§ Data:
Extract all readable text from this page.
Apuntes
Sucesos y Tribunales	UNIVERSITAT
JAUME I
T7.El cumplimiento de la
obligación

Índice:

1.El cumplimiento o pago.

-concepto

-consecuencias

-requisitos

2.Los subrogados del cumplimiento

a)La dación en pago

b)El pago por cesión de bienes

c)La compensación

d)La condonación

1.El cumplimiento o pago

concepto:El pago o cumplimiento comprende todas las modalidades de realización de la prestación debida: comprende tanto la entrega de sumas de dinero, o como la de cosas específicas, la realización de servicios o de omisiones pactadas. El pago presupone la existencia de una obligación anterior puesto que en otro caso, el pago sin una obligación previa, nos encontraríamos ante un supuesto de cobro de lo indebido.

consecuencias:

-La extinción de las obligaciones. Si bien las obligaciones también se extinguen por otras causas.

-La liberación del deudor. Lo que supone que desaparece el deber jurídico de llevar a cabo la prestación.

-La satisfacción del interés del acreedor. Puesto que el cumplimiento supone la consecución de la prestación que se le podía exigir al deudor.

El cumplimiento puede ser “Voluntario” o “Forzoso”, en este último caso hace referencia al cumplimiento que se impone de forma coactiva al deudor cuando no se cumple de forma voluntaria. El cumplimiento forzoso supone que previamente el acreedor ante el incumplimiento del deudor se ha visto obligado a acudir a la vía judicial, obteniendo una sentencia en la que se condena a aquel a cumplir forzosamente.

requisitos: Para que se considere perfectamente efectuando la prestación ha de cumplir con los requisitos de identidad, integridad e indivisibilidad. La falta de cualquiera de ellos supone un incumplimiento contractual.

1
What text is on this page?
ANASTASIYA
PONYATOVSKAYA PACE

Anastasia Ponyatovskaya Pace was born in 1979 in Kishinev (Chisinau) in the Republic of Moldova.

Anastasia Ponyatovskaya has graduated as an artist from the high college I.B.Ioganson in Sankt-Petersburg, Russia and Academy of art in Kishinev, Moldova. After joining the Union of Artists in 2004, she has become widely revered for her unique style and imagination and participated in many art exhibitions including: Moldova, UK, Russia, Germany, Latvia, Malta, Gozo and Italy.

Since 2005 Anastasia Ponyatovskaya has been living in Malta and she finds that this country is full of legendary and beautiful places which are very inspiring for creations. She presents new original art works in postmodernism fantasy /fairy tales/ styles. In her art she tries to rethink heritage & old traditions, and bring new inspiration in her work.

§ Requirement:
Each line of the listing should be echoed back exactly.

§ Answer for the task:
Extract all readable text from this page.
Apuntes
Sucesos y Tribunales	UNIVERSITAT
JAUME I
T7.El cumplimiento de la
obligación

Índice:

1.El cumplimiento o pago.

-concepto

-consecuencias

-requisitos

2.Los subrogados del cumplimiento

a)La dación en pago

b)El pago por cesión de bienes

c)La compensación

d)La condonación

1.El cumplimiento o pago

concepto:El pago o cumplimiento comprende todas las modalidades de realización de la prestación debida: comprende tanto la entrega de sumas de dinero, o como la de cosas específicas, la realización de servicios o de omisiones pactadas. El pago presupone la existencia de una obligación anterior puesto que en otro caso, el pago sin una obligación previa, nos encontraríamos ante un supuesto de cobro de lo indebido.

consecuencias:

-La extinción de las obligaciones. Si bien las obligaciones también se extinguen por otras causas.

-La liberación del deudor. Lo que supone que desaparece el deber jurídico de llevar a cabo la prestación.

-La satisfacción del interés del acreedor. Puesto que el cumplimiento supone la consecución de la prestación que se le podía exigir al deudor.

El cumplimiento puede ser “Voluntario” o “Forzoso”, en este último caso hace referencia al cumplimiento que se impone de forma coactiva al deudor cuando no se cumple de forma voluntaria. El cumplimiento forzoso supone que previamente el acreedor ante el incumplimiento del deudor se ha visto obligado a acudir a la vía judicial, obteniendo una sentencia en la que se condena a aquel a cumplir forzosamente.

requisitos: Para que se considere perfectamente efectuando la prestación ha de cumplir con los requisitos de identidad, integridad e indivisibilidad. La falta de cualquiera de ellos supone un incumplimiento contractual.

1
What text is on this page?
ANASTASIYA
PONYATOVSKAYA PACE

Anastasia Ponyatovskaya Pace was born in 1979 in Kishinev (Chisinau) in the Republic of Moldova.

Anastasia Ponyatovskaya has graduated as an artist from the high college I.B.Ioganson in Sankt-Petersburg, Russia and Academy of art in Kishinev, Moldova. After joining the Union of Artists in 2004, she has become widely revered for her unique style and imagination and participated in many art exhibitions including: Moldova, UK, Russia, Germany, Latvia, Malta, Gozo and Italy.

Since 2005 Anastasia Ponyatovskaya has been living in Malta and she finds that this country is full of legendary and beautiful places which are very inspiring for creations. She presents new original art works in postmodernism fantasy /fairy tales/ styles. In her art she tries to rethink heritage & old traditions, and bring new inspiration in her work.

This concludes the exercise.